▶ **Task requirements**: Reproduce each of the lines word for word.

▶ **Record list**:
╔══
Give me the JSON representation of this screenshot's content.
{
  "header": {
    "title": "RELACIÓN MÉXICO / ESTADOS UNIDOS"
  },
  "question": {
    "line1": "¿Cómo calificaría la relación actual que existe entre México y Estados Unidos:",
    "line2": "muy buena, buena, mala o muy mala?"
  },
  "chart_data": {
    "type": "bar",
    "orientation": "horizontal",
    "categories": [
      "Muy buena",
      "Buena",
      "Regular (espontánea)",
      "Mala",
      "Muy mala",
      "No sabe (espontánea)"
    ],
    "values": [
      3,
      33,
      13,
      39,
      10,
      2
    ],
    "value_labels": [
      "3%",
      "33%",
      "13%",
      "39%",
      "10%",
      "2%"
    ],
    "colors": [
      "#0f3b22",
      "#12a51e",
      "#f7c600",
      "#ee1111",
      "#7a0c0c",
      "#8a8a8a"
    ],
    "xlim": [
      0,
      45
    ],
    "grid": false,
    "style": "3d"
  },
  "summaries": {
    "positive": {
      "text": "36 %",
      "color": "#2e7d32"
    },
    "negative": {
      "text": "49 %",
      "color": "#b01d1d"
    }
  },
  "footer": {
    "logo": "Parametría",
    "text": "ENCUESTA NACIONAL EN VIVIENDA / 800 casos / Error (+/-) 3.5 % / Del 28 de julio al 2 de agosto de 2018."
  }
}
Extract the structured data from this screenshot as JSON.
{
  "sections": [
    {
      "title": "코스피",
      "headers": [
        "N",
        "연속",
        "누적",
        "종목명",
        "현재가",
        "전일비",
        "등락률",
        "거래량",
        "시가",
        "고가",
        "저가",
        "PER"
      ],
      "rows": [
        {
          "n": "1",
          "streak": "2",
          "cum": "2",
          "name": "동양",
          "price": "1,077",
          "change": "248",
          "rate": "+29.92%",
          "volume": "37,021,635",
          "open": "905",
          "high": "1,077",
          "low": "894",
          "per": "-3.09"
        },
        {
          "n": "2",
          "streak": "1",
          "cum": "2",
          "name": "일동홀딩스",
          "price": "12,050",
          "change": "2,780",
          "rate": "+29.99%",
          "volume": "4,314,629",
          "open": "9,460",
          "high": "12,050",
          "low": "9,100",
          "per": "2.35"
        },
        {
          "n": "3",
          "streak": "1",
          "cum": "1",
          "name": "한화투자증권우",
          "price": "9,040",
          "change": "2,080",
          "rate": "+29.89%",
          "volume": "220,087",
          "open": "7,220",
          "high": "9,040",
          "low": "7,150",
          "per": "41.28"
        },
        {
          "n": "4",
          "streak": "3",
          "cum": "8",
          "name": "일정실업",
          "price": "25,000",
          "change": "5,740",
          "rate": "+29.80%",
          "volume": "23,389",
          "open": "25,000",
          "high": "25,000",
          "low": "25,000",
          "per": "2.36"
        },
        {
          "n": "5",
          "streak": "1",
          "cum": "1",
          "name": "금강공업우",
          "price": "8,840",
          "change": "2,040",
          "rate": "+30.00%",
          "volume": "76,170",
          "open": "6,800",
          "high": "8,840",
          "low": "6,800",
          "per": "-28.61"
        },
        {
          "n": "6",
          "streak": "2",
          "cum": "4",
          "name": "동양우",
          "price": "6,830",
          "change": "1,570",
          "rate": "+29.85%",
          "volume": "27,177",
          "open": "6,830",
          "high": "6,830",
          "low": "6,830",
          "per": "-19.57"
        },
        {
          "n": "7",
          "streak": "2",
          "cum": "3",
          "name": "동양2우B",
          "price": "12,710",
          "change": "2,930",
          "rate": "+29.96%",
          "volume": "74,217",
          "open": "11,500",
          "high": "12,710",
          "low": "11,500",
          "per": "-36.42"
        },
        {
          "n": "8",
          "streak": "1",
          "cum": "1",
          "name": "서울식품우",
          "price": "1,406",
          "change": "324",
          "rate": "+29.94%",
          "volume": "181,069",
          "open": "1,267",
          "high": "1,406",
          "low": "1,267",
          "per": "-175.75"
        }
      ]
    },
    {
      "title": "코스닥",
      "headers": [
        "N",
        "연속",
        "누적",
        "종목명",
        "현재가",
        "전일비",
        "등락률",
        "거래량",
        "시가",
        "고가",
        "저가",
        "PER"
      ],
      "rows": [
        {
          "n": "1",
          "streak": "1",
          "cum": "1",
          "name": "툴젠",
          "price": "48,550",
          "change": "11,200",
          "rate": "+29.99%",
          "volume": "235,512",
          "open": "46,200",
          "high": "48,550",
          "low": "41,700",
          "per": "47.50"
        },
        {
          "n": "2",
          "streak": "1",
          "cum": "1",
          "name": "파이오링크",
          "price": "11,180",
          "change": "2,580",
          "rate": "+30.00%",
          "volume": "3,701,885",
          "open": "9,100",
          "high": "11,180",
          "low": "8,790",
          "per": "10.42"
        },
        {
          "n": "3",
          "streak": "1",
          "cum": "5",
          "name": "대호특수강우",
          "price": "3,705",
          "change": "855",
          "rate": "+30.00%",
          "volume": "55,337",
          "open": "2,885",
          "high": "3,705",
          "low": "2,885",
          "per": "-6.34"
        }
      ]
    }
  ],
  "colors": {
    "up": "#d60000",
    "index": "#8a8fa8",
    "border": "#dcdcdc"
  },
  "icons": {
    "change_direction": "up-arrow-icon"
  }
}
╚══
▶ **Response for this exercise**:
Give me the JSON representation of this screenshot's content.
{
  "header": {
    "title": "RELACIÓN MÉXICO / ESTADOS UNIDOS"
  },
  "question": {
    "line1": "¿Cómo calificaría la relación actual que existe entre México y Estados Unidos:",
    "line2": "muy buena, buena, mala o muy mala?"
  },
  "chart_data": {
    "type": "bar",
    "orientation": "horizontal",
    "categories": [
      "Muy buena",
      "Buena",
      "Regular (espontánea)",
      "Mala",
      "Muy mala",
      "No sabe (espontánea)"
    ],
    "values": [
      3,
      33,
      13,
      39,
      10,
      2
    ],
    "value_labels": [
      "3%",
      "33%",
      "13%",
      "39%",
      "10%",
      "2%"
    ],
    "colors": [
      "#0f3b22",
      "#12a51e",
      "#f7c600",
      "#ee1111",
      "#7a0c0c",
      "#8a8a8a"
    ],
    "xlim": [
      0,
      45
    ],
    "grid": false,
    "style": "3d"
  },
  "summaries": {
    "positive": {
      "text": "36 %",
      "color": "#2e7d32"
    },
    "negative": {
      "text": "49 %",
      "color": "#b01d1d"
    }
  },
  "footer": {
    "logo": "Parametría",
    "text": "ENCUESTA NACIONAL EN VIVIENDA / 800 casos / Error (+/-) 3.5 % / Del 28 de julio al 2 de agosto de 2018."
  }
}
Extract the structured data from this screenshot as JSON.
{
  "sections": [
    {
      "title": "코스피",
      "headers": [
        "N",
        "연속",
        "누적",
        "종목명",
        "현재가",
        "전일비",
        "등락률",
        "거래량",
        "시가",
        "고가",
        "저가",
        "PER"
      ],
      "rows": [
        {
          "n": "1",
          "streak": "2",
          "cum": "2",
          "name": "동양",
          "price": "1,077",
          "change": "248",
          "rate": "+29.92%",
          "volume": "37,021,635",
          "open": "905",
          "high": "1,077",
          "low": "894",
          "per": "-3.09"
        },
        {
          "n": "2",
          "streak": "1",
          "cum": "2",
          "name": "일동홀딩스",
          "price": "12,050",
          "change": "2,780",
          "rate": "+29.99%",
          "volume": "4,314,629",
          "open": "9,460",
          "high": "12,050",
          "low": "9,100",
          "per": "2.35"
        },
        {
          "n": "3",
          "streak": "1",
          "cum": "1",
          "name": "한화투자증권우",
          "price": "9,040",
          "change": "2,080",
          "rate": "+29.89%",
          "volume": "220,087",
          "open": "7,220",
          "high": "9,040",
          "low": "7,150",
          "per": "41.28"
        },
        {
          "n": "4",
          "streak": "3",
          "cum": "8",
          "name": "일정실업",
          "price": "25,000",
          "change": "5,740",
          "rate": "+29.80%",
          "volume": "23,389",
          "open": "25,000",
          "high": "25,000",
          "low": "25,000",
          "per": "2.36"
        },
        {
          "n": "5",
          "streak": "1",
          "cum": "1",
          "name": "금강공업우",
          "price": "8,840",
          "change": "2,040",
          "rate": "+30.00%",
          "volume": "76,170",
          "open": "6,800",
          "high": "8,840",
          "low": "6,800",
          "per": "-28.61"
        },
        {
          "n": "6",
          "streak": "2",
          "cum": "4",
          "name": "동양우",
          "price": "6,830",
          "change": "1,570",
          "rate": "+29.85%",
          "volume": "27,177",
          "open": "6,830",
          "high": "6,830",
          "low": "6,830",
          "per": "-19.57"
        },
        {
          "n": "7",
          "streak": "2",
          "cum": "3",
          "name": "동양2우B",
          "price": "12,710",
          "change": "2,930",
          "rate": "+29.96%",
          "volume": "74,217",
          "open": "11,500",
          "high": "12,710",
          "low": "11,500",
          "per": "-36.42"
        },
        {
          "n": "8",
          "streak": "1",
          "cum": "1",
          "name": "서울식품우",
          "price": "1,406",
          "change": "324",
          "rate": "+29.94%",
          "volume": "181,069",
          "open": "1,267",
          "high": "1,406",
          "low": "1,267",
          "per": "-175.75"
        }
      ]
    },
    {
      "title": "코스닥",
      "headers": [
        "N",
        "연속",
        "누적",
        "종목명",
        "현재가",
        "전일비",
        "등락률",
        "거래량",
        "시가",
        "고가",
        "저가",
        "PER"
      ],
      "rows": [
        {
          "n": "1",
          "streak": "1",
          "cum": "1",
          "name": "툴젠",
          "price": "48,550",
          "change": "11,200",
          "rate": "+29.99%",
          "volume": "235,512",
          "open": "46,200",
          "high": "48,550",
          "low": "41,700",
          "per": "47.50"
        },
        {
          "n": "2",
          "streak": "1",
          "cum": "1",
          "name": "파이오링크",
          "price": "11,180",
          "change": "2,580",
          "rate": "+30.00%",
          "volume": "3,701,885",
          "open": "9,100",
          "high": "11,180",
          "low": "8,790",
          "per": "10.42"
        },
        {
          "n": "3",
          "streak": "1",
          "cum": "5",
          "name": "대호특수강우",
          "price": "3,705",
          "change": "855",
          "rate": "+30.00%",
          "volume": "55,337",
          "open": "2,885",
          "high": "3,705",
          "low": "2,885",
          "per": "-6.34"
        }
      ]
    }
  ],
  "colors": {
    "up": "#d60000",
    "index": "#8a8fa8",
    "border": "#dcdcdc"
  },
  "icons": {
    "change_direction": "up-arrow-icon"
  }
}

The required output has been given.